Return the number of lines holding "invoice", with nothing added.

---*---

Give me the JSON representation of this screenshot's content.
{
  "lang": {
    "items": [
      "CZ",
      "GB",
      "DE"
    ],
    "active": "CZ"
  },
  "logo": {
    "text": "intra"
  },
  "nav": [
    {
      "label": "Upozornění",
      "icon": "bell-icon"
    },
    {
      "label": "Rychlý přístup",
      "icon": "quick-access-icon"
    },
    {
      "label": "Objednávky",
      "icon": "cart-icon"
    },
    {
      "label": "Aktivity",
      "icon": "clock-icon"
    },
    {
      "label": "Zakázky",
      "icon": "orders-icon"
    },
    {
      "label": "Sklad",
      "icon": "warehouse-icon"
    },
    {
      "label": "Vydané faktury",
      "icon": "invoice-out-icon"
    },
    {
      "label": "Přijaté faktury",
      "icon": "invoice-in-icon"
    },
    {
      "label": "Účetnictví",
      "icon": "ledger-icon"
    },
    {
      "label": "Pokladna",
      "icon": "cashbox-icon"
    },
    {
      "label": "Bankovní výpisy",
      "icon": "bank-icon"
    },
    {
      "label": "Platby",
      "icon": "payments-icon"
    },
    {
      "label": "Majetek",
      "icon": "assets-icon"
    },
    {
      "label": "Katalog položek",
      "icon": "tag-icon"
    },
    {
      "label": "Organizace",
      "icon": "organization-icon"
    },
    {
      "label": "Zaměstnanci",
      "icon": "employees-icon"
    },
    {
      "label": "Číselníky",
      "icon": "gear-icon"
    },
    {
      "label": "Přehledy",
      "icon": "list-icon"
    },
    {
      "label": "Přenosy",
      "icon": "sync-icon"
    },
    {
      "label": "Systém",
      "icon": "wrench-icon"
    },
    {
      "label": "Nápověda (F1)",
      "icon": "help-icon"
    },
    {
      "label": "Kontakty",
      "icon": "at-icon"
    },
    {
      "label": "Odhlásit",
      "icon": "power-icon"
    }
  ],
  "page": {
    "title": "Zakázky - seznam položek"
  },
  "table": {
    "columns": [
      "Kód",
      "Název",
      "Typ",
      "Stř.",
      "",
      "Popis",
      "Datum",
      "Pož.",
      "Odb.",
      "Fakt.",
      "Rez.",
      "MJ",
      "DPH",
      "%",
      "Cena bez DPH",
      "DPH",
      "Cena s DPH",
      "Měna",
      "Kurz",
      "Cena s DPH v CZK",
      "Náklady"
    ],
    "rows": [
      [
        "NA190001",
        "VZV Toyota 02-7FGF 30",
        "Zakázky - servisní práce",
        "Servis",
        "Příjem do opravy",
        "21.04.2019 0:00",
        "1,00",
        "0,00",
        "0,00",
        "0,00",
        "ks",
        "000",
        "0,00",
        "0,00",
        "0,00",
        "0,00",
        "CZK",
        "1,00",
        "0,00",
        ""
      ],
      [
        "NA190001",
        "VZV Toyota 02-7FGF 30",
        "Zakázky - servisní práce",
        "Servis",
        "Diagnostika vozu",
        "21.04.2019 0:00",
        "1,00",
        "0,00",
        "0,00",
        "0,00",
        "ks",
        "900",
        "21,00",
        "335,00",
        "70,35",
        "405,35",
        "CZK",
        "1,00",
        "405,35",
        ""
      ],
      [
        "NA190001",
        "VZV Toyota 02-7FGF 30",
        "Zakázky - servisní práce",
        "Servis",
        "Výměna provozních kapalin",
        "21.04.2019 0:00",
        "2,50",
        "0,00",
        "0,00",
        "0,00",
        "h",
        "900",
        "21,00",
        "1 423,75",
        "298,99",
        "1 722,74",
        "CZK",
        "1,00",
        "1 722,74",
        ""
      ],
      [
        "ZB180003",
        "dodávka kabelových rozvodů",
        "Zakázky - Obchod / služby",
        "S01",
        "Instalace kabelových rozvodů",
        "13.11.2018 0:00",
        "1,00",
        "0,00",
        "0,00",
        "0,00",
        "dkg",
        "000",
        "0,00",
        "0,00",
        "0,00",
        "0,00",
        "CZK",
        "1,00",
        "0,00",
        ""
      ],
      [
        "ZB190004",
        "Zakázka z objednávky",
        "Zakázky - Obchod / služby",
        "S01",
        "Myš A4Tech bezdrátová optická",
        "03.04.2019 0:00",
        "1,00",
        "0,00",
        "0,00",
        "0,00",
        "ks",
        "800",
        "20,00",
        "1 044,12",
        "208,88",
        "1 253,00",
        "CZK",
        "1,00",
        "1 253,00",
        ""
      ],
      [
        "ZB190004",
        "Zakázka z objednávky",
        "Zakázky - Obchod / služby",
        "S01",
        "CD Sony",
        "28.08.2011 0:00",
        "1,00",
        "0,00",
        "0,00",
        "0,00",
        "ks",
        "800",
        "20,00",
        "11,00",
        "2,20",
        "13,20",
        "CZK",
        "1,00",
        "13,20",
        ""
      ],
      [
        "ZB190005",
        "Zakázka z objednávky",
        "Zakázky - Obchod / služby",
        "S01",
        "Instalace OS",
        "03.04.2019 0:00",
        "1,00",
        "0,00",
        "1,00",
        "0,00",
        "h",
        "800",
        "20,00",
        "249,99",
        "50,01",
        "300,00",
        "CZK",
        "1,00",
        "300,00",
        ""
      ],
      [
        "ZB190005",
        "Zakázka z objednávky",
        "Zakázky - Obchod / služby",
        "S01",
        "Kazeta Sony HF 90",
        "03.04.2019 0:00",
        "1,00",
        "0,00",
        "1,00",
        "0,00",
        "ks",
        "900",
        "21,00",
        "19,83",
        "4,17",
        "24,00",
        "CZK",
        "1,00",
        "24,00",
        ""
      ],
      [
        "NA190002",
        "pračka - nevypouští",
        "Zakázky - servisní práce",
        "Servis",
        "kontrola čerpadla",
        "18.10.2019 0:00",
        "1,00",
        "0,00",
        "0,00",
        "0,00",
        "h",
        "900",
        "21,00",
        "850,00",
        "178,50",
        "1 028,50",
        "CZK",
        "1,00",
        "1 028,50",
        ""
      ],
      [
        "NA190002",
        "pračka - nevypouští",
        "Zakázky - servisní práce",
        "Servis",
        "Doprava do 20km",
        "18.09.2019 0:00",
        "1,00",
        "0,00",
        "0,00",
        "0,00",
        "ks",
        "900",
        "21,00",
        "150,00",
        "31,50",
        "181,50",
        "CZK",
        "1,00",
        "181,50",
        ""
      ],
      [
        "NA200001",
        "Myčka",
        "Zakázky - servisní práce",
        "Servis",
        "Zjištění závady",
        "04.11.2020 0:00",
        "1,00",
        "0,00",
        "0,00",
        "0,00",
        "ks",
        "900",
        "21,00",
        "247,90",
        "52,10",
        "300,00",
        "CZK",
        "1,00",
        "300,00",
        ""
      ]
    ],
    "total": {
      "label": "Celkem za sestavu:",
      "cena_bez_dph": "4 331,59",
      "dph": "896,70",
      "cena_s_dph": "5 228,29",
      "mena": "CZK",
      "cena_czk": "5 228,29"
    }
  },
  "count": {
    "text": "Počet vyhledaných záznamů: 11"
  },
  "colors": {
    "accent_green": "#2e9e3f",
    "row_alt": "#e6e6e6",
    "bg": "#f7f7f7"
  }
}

---*---

**Result below**
2